What to produce: Will you extract the entries word for word? Images should not appear in the copy.

Records for the task:
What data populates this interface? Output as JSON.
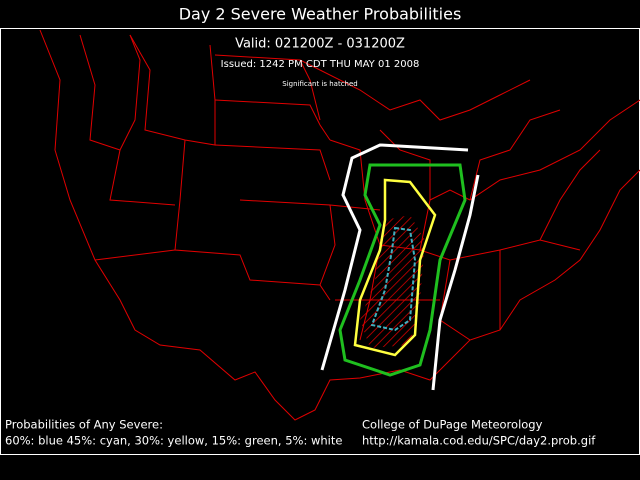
{
  "header": {
    "title": "Day 2 Severe Weather Probabilities",
    "valid": "Valid: 021200Z - 031200Z",
    "issued": "Issued: 1242 PM CDT THU MAY 01 2008",
    "note": "Significant is hatched"
  },
  "legend": {
    "heading": "Probabilities of Any Severe:",
    "text": "60%: blue 45%: cyan, 30%: yellow, 15%: green, 5%: white"
  },
  "credit": {
    "name": "College of DuPage Meteorology",
    "url": "http://kamala.cod.edu/SPC/day2.prob.gif"
  }
}
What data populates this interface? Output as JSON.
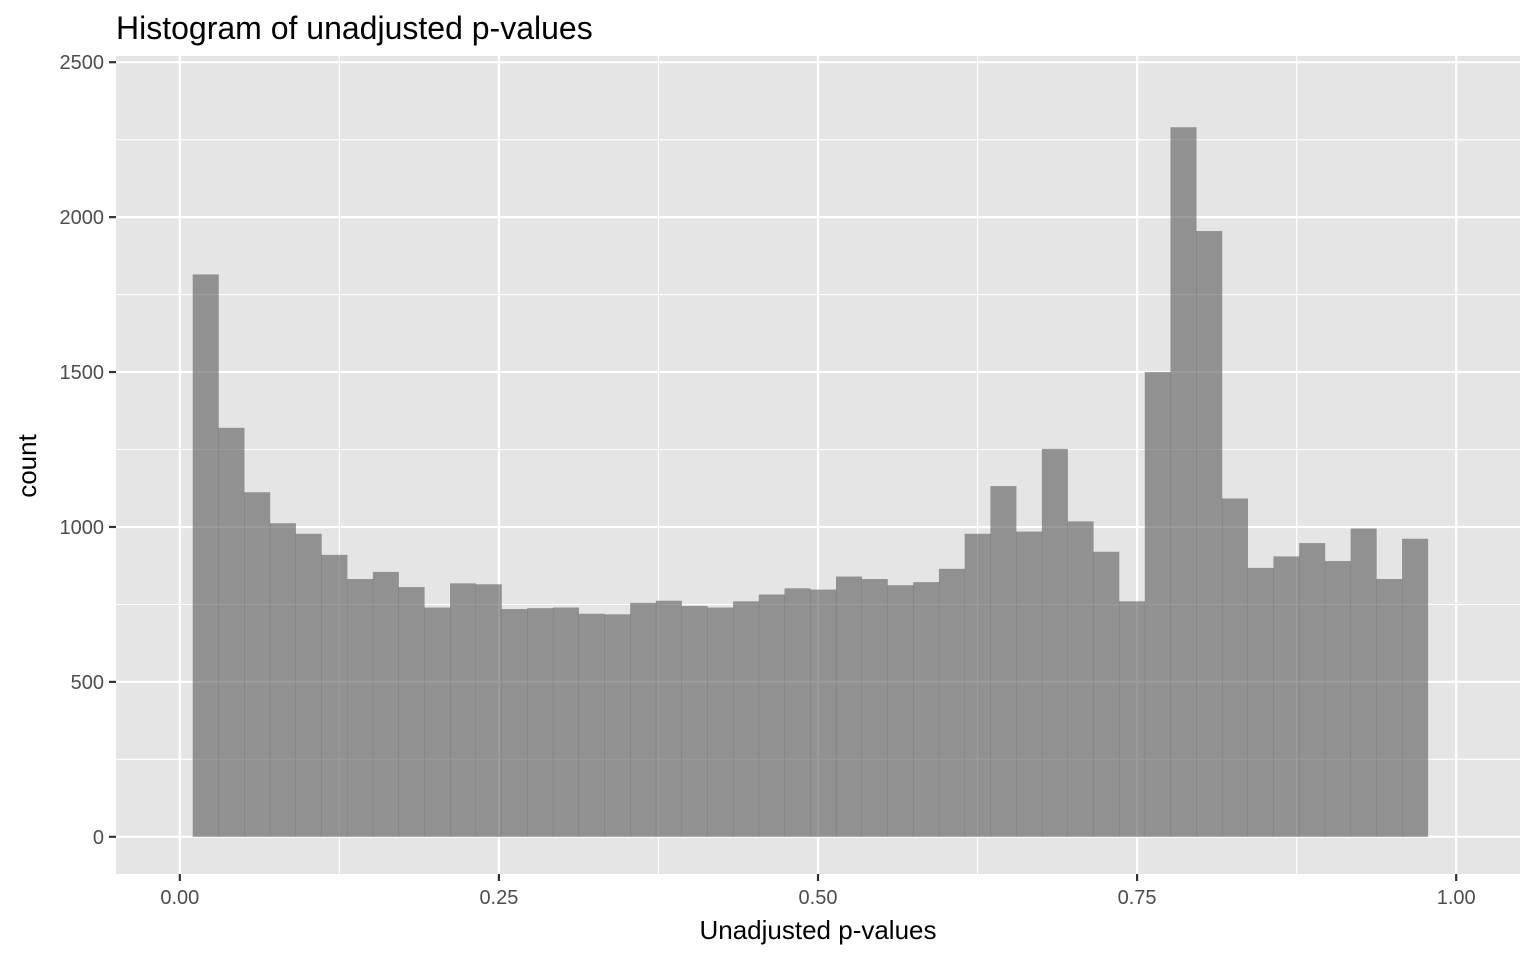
{
  "chart_data": {
    "type": "bar",
    "title": "Histogram of unadjusted p-values",
    "xlabel": "Unadjusted p-values",
    "ylabel": "count",
    "xlim": [
      -0.05,
      1.05
    ],
    "ylim": [
      -120,
      2520
    ],
    "x_ticks": [
      0.0,
      0.25,
      0.5,
      0.75,
      1.0
    ],
    "x_tick_labels": [
      "0.00",
      "0.25",
      "0.50",
      "0.75",
      "1.00"
    ],
    "y_ticks": [
      0,
      500,
      1000,
      1500,
      2000,
      2500
    ],
    "y_tick_labels": [
      "0",
      "500",
      "1000",
      "1500",
      "2000",
      "2500"
    ],
    "grid": true,
    "bin_start": 0.0101,
    "bin_width": 0.02016,
    "values": [
      1815,
      1320,
      1112,
      1012,
      978,
      910,
      832,
      855,
      806,
      740,
      818,
      815,
      735,
      738,
      740,
      720,
      718,
      755,
      762,
      745,
      740,
      760,
      782,
      802,
      798,
      840,
      832,
      812,
      822,
      865,
      978,
      1132,
      985,
      1252,
      1018,
      920,
      760,
      1500,
      2290,
      1955,
      1092,
      868,
      905,
      948,
      890,
      995,
      832,
      962
    ],
    "colors": {
      "bar": "#595959",
      "panel": "#e5e5e5",
      "grid": "#ffffff"
    }
  }
}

Complete output:
What data populates this interface? Output as JSON.
{
  "header": {
    "title": "Day 2 Severe Weather Probabilities",
    "valid": "Valid: 021200Z - 031200Z",
    "issued": "Issued: 1242 PM CDT THU MAY 01 2008",
    "note": "Significant is hatched"
  },
  "legend": {
    "heading": "Probabilities of Any Severe:",
    "text": "60%: blue 45%: cyan, 30%: yellow, 15%: green, 5%: white"
  },
  "credit": {
    "name": "College of DuPage Meteorology",
    "url": "http://kamala.cod.edu/SPC/day2.prob.gif"
  }
}
What data populates this interface? Output as JSON.
{
  "chart_data": {
    "type": "bar",
    "title": "Histogram of unadjusted p-values",
    "xlabel": "Unadjusted p-values",
    "ylabel": "count",
    "xlim": [
      -0.05,
      1.05
    ],
    "ylim": [
      -120,
      2520
    ],
    "x_ticks": [
      0.0,
      0.25,
      0.5,
      0.75,
      1.0
    ],
    "x_tick_labels": [
      "0.00",
      "0.25",
      "0.50",
      "0.75",
      "1.00"
    ],
    "y_ticks": [
      0,
      500,
      1000,
      1500,
      2000,
      2500
    ],
    "y_tick_labels": [
      "0",
      "500",
      "1000",
      "1500",
      "2000",
      "2500"
    ],
    "grid": true,
    "bin_start": 0.0101,
    "bin_width": 0.02016,
    "values": [
      1815,
      1320,
      1112,
      1012,
      978,
      910,
      832,
      855,
      806,
      740,
      818,
      815,
      735,
      738,
      740,
      720,
      718,
      755,
      762,
      745,
      740,
      760,
      782,
      802,
      798,
      840,
      832,
      812,
      822,
      865,
      978,
      1132,
      985,
      1252,
      1018,
      920,
      760,
      1500,
      2290,
      1955,
      1092,
      868,
      905,
      948,
      890,
      995,
      832,
      962
    ],
    "colors": {
      "bar": "#595959",
      "panel": "#e5e5e5",
      "grid": "#ffffff"
    }
  }
}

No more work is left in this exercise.